* [Instruction]:
Identify each line below that contains the word "this", and copy it out.

* [Entries]:
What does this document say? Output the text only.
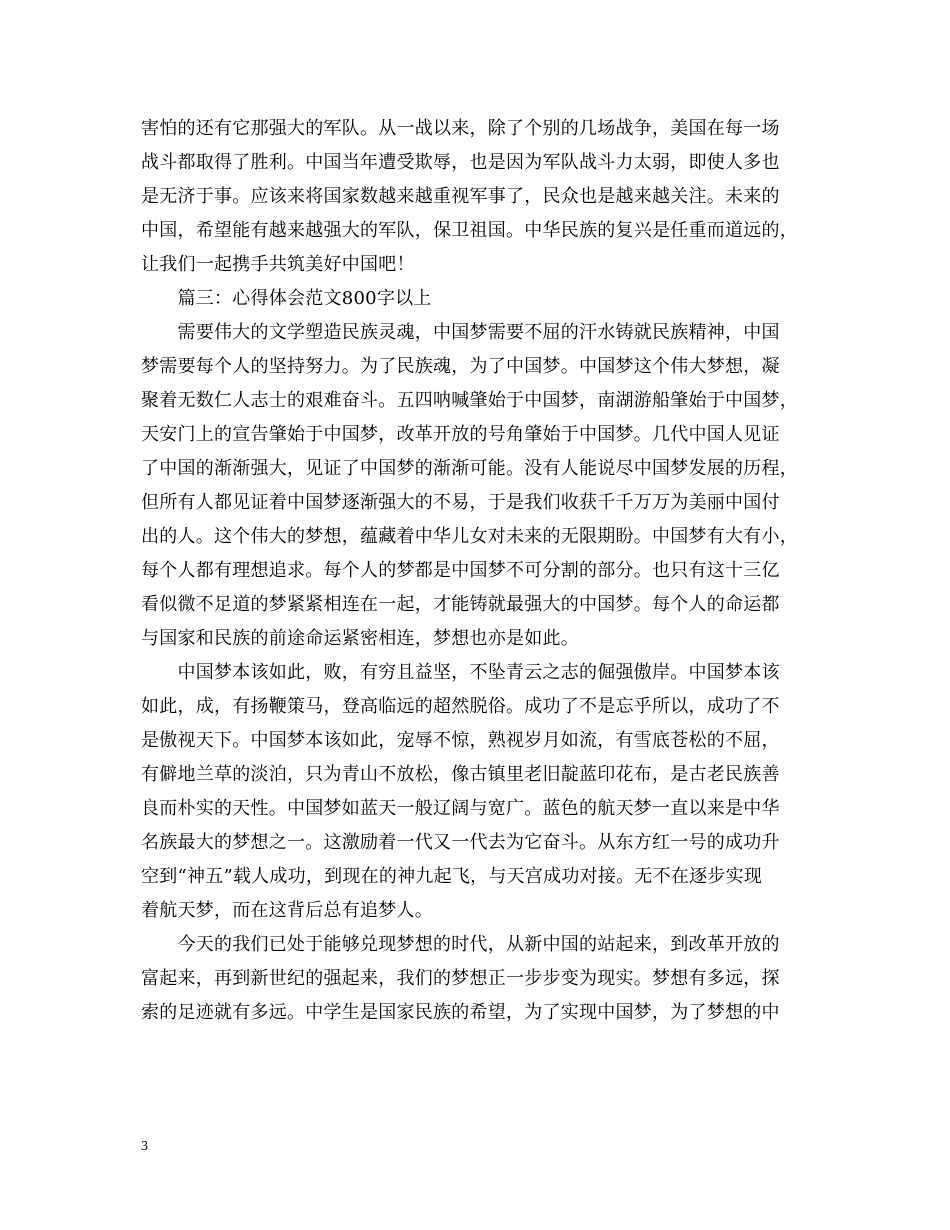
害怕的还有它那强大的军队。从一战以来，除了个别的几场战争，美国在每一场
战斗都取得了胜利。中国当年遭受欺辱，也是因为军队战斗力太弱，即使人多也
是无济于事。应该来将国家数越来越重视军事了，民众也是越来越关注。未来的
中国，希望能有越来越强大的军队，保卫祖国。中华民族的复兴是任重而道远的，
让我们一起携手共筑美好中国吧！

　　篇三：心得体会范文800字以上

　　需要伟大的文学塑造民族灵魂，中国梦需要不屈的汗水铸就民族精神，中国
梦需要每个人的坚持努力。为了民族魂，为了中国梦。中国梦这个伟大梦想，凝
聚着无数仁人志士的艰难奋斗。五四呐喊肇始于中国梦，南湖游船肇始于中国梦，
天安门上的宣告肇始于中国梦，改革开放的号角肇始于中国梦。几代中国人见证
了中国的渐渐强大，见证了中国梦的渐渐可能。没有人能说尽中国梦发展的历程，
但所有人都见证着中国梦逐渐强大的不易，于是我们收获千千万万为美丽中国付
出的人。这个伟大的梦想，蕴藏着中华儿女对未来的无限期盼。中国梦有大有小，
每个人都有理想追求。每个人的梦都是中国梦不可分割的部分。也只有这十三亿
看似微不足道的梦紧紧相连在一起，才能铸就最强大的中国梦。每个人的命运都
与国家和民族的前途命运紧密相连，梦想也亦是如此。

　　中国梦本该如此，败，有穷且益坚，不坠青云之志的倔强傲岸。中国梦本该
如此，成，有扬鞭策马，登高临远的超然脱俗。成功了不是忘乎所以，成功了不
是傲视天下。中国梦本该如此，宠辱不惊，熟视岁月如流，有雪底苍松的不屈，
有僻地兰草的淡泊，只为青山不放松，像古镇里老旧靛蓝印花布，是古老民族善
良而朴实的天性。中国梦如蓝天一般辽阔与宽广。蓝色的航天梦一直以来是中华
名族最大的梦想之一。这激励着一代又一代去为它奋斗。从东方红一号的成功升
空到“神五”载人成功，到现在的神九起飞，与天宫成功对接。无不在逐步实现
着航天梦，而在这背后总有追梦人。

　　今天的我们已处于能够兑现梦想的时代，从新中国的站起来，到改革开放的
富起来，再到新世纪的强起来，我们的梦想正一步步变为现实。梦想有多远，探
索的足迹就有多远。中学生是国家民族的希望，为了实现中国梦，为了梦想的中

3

--

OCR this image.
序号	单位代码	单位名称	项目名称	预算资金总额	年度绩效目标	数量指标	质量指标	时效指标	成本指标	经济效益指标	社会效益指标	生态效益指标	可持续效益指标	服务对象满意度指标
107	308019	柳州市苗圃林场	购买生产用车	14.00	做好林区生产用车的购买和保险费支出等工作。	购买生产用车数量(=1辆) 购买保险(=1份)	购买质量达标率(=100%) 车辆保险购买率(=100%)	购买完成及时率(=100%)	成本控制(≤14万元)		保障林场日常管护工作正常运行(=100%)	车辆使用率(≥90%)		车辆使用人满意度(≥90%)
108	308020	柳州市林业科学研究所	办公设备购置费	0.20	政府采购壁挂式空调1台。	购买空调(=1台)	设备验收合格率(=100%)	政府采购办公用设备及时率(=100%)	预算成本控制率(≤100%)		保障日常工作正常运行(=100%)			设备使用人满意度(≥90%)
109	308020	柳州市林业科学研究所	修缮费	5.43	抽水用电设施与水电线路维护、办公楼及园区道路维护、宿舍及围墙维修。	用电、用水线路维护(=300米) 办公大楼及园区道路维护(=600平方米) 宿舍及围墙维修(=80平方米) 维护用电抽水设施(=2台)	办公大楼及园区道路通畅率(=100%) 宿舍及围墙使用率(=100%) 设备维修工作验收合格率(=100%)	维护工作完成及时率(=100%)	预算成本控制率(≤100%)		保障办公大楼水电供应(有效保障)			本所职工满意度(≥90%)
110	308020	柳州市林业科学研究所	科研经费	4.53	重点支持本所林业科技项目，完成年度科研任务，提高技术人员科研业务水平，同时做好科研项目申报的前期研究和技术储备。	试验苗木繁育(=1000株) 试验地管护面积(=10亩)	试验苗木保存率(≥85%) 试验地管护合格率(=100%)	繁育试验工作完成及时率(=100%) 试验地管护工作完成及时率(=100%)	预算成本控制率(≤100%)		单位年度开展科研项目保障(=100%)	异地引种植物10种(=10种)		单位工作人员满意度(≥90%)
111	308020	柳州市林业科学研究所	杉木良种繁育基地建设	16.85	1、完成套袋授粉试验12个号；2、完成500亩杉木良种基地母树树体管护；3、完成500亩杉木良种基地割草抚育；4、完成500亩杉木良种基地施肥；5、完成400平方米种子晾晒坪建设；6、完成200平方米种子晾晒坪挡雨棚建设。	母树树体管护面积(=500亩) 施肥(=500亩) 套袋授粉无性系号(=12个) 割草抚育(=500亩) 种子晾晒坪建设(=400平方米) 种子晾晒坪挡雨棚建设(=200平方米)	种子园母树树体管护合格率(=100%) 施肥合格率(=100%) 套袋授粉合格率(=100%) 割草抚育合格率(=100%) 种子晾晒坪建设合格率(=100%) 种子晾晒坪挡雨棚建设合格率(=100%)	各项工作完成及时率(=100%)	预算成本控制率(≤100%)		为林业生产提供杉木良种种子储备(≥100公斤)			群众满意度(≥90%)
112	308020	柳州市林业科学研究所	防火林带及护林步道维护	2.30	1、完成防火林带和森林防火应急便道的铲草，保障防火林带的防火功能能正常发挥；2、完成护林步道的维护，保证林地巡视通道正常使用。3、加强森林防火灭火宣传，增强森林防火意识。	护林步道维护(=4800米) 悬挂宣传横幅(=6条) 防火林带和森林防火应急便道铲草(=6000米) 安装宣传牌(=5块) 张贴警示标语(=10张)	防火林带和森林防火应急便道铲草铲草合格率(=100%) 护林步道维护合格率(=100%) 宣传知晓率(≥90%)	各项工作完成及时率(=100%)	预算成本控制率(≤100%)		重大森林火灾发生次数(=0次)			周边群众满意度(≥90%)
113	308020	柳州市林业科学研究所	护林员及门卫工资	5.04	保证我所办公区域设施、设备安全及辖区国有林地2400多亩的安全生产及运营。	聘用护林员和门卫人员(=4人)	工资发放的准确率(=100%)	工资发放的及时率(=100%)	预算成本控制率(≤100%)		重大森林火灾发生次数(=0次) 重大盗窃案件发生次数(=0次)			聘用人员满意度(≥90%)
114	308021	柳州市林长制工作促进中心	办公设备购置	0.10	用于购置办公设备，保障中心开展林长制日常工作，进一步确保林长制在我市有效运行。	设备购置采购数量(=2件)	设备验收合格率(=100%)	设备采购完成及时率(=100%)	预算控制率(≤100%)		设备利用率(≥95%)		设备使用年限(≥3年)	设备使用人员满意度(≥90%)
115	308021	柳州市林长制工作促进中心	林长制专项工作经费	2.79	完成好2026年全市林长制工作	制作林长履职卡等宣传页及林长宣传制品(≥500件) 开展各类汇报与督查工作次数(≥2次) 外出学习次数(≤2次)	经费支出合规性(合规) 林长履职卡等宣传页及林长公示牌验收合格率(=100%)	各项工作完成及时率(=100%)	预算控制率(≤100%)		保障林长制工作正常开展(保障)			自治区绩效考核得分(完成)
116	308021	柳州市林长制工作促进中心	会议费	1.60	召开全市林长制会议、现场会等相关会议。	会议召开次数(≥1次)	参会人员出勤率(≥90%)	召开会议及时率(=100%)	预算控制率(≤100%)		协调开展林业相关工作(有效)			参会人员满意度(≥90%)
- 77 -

* [Reply]:
What does this document say? Output the text only.
OCR this image.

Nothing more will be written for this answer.